→ **Your objective**: Search the material for the word "label" and report each line where it turns up.

· · ·

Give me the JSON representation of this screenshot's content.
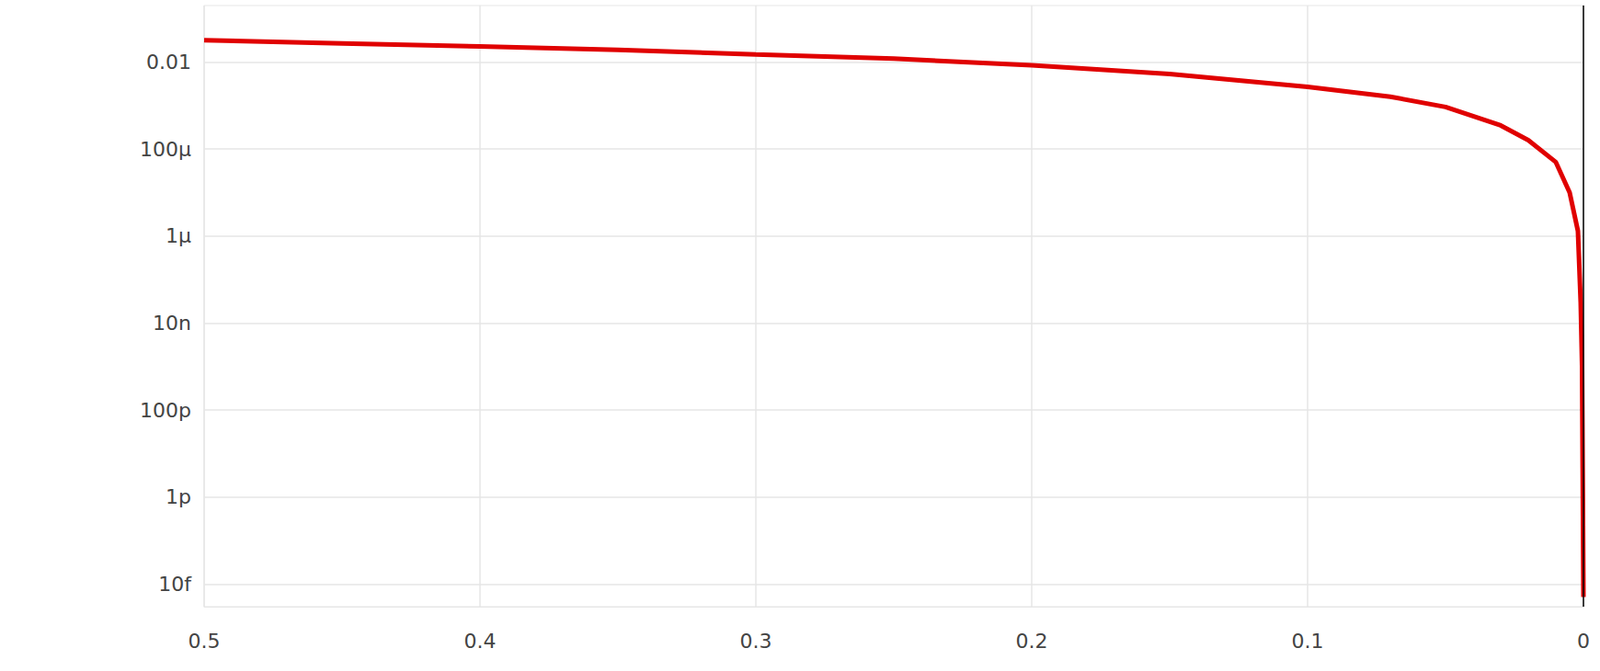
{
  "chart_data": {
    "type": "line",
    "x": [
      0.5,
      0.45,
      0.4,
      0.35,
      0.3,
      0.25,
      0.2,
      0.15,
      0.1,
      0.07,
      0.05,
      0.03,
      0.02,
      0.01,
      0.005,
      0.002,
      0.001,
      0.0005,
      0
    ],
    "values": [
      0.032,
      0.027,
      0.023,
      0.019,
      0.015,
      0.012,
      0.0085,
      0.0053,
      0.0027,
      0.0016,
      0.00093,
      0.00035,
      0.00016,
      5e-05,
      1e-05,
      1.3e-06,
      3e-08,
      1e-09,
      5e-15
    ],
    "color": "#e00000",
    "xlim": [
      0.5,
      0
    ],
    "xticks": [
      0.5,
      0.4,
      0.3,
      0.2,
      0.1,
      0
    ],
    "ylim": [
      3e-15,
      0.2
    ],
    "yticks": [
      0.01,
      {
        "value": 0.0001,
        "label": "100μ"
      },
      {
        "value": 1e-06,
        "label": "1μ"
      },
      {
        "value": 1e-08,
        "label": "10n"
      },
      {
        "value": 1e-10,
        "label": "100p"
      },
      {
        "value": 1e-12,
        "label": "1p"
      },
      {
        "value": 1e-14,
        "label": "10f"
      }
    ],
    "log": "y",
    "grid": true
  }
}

· · ·

→ **Correct answer**:
        "label": "100μ"
        "label": "1μ"
        "label": "10n"
        "label": "100p"
        "label": "1p"
        "label": "10f"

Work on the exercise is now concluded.